• **GOAL**
Restate the data exactly as given and keep the pictures out.

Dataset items
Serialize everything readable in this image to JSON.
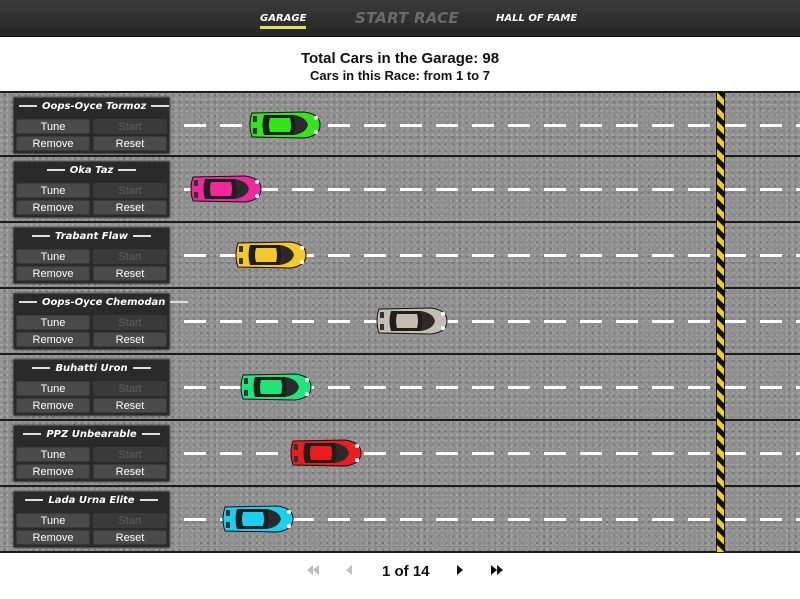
{
  "nav": {
    "garage": "GARAGE",
    "start_race": "START RACE",
    "hall_of_fame": "HALL OF FAME"
  },
  "header": {
    "title": "Total Cars in the Garage: 98",
    "subtitle": "Cars in this Race: from 1 to 7"
  },
  "buttons": {
    "tune": "Tune",
    "start": "Start",
    "remove": "Remove",
    "reset": "Reset"
  },
  "cars": [
    {
      "name": "Oops-Oyce Tormoz",
      "color": "#33e619",
      "progress": 0.13
    },
    {
      "name": "Oka Taz",
      "color": "#f0289c",
      "progress": 0.0
    },
    {
      "name": "Trabant Flaw",
      "color": "#f5c92b",
      "progress": 0.1
    },
    {
      "name": "Oops-Oyce Chemodan",
      "color": "#c4bdb0",
      "progress": 0.41
    },
    {
      "name": "Buhatti Uron",
      "color": "#1fe67a",
      "progress": 0.11
    },
    {
      "name": "PPZ Unbearable",
      "color": "#ee1c1c",
      "progress": 0.22
    },
    {
      "name": "Lada Urna Elite",
      "color": "#1ad0f0",
      "progress": 0.07
    }
  ],
  "pagination": {
    "first_icon": "first-page-icon",
    "prev_icon": "prev-page-icon",
    "label": "1 of 14",
    "next_icon": "next-page-icon",
    "last_icon": "last-page-icon"
  }
}
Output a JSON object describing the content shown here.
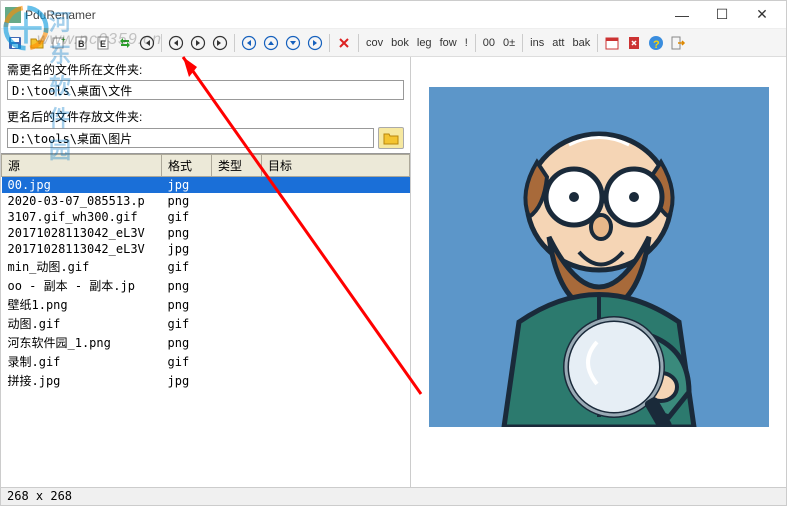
{
  "window": {
    "title": "PduRenamer",
    "min": "—",
    "max": "☐",
    "close": "✕"
  },
  "toolbar": {
    "text_buttons": [
      "cov",
      "bok",
      "leg",
      "fow",
      "!",
      "00",
      "0±",
      "ins",
      "att",
      "bak"
    ]
  },
  "paths": {
    "src_label": "需更名的文件所在文件夹:",
    "src_value": "D:\\tools\\桌面\\文件",
    "dst_label": "更名后的文件存放文件夹:",
    "dst_value": "D:\\tools\\桌面\\图片"
  },
  "table": {
    "headers": [
      "源",
      "格式",
      "类型",
      "目标"
    ],
    "rows": [
      {
        "name": "00.jpg",
        "fmt": "jpg",
        "selected": true
      },
      {
        "name": "2020-03-07_085513.p",
        "fmt": "png"
      },
      {
        "name": "3107.gif_wh300.gif",
        "fmt": "gif"
      },
      {
        "name": "20171028113042_eL3V",
        "fmt": "png"
      },
      {
        "name": "20171028113042_eL3V",
        "fmt": "jpg"
      },
      {
        "name": "min_动图.gif",
        "fmt": "gif"
      },
      {
        "name": "oo - 副本 - 副本.jp",
        "fmt": "png"
      },
      {
        "name": "壁纸1.png",
        "fmt": "png"
      },
      {
        "name": "动图.gif",
        "fmt": "gif"
      },
      {
        "name": "河东软件园_1.png",
        "fmt": "png"
      },
      {
        "name": "录制.gif",
        "fmt": "gif"
      },
      {
        "name": "拼接.jpg",
        "fmt": "jpg"
      }
    ]
  },
  "status": "268 x 268",
  "watermark": {
    "site_name": "河东软件园",
    "site_url": "www.pc0359.cn"
  }
}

• **CORRECT RESULT**
Serialize everything readable in this image to JSON.
{
  "nav": {
    "garage": "GARAGE",
    "start_race": "START RACE",
    "hall_of_fame": "HALL OF FAME"
  },
  "header": {
    "title": "Total Cars in the Garage: 98",
    "subtitle": "Cars in this Race: from 1 to 7"
  },
  "buttons": {
    "tune": "Tune",
    "start": "Start",
    "remove": "Remove",
    "reset": "Reset"
  },
  "cars": [
    {
      "name": "Oops-Oyce Tormoz",
      "color": "#33e619",
      "progress": 0.13
    },
    {
      "name": "Oka Taz",
      "color": "#f0289c",
      "progress": 0.0
    },
    {
      "name": "Trabant Flaw",
      "color": "#f5c92b",
      "progress": 0.1
    },
    {
      "name": "Oops-Oyce Chemodan",
      "color": "#c4bdb0",
      "progress": 0.41
    },
    {
      "name": "Buhatti Uron",
      "color": "#1fe67a",
      "progress": 0.11
    },
    {
      "name": "PPZ Unbearable",
      "color": "#ee1c1c",
      "progress": 0.22
    },
    {
      "name": "Lada Urna Elite",
      "color": "#1ad0f0",
      "progress": 0.07
    }
  ],
  "pagination": {
    "first_icon": "first-page-icon",
    "prev_icon": "prev-page-icon",
    "label": "1 of 14",
    "next_icon": "next-page-icon",
    "last_icon": "last-page-icon"
  }
}
Output a JSON object describing the content shown here.
{
  "window": {
    "title": "PduRenamer",
    "min": "—",
    "max": "☐",
    "close": "✕"
  },
  "toolbar": {
    "text_buttons": [
      "cov",
      "bok",
      "leg",
      "fow",
      "!",
      "00",
      "0±",
      "ins",
      "att",
      "bak"
    ]
  },
  "paths": {
    "src_label": "需更名的文件所在文件夹:",
    "src_value": "D:\\tools\\桌面\\文件",
    "dst_label": "更名后的文件存放文件夹:",
    "dst_value": "D:\\tools\\桌面\\图片"
  },
  "table": {
    "headers": [
      "源",
      "格式",
      "类型",
      "目标"
    ],
    "rows": [
      {
        "name": "00.jpg",
        "fmt": "jpg",
        "selected": true
      },
      {
        "name": "2020-03-07_085513.p",
        "fmt": "png"
      },
      {
        "name": "3107.gif_wh300.gif",
        "fmt": "gif"
      },
      {
        "name": "20171028113042_eL3V",
        "fmt": "png"
      },
      {
        "name": "20171028113042_eL3V",
        "fmt": "jpg"
      },
      {
        "name": "min_动图.gif",
        "fmt": "gif"
      },
      {
        "name": "oo - 副本 - 副本.jp",
        "fmt": "png"
      },
      {
        "name": "壁纸1.png",
        "fmt": "png"
      },
      {
        "name": "动图.gif",
        "fmt": "gif"
      },
      {
        "name": "河东软件园_1.png",
        "fmt": "png"
      },
      {
        "name": "录制.gif",
        "fmt": "gif"
      },
      {
        "name": "拼接.jpg",
        "fmt": "jpg"
      }
    ]
  },
  "status": "268 x 268",
  "watermark": {
    "site_name": "河东软件园",
    "site_url": "www.pc0359.cn"
  }
}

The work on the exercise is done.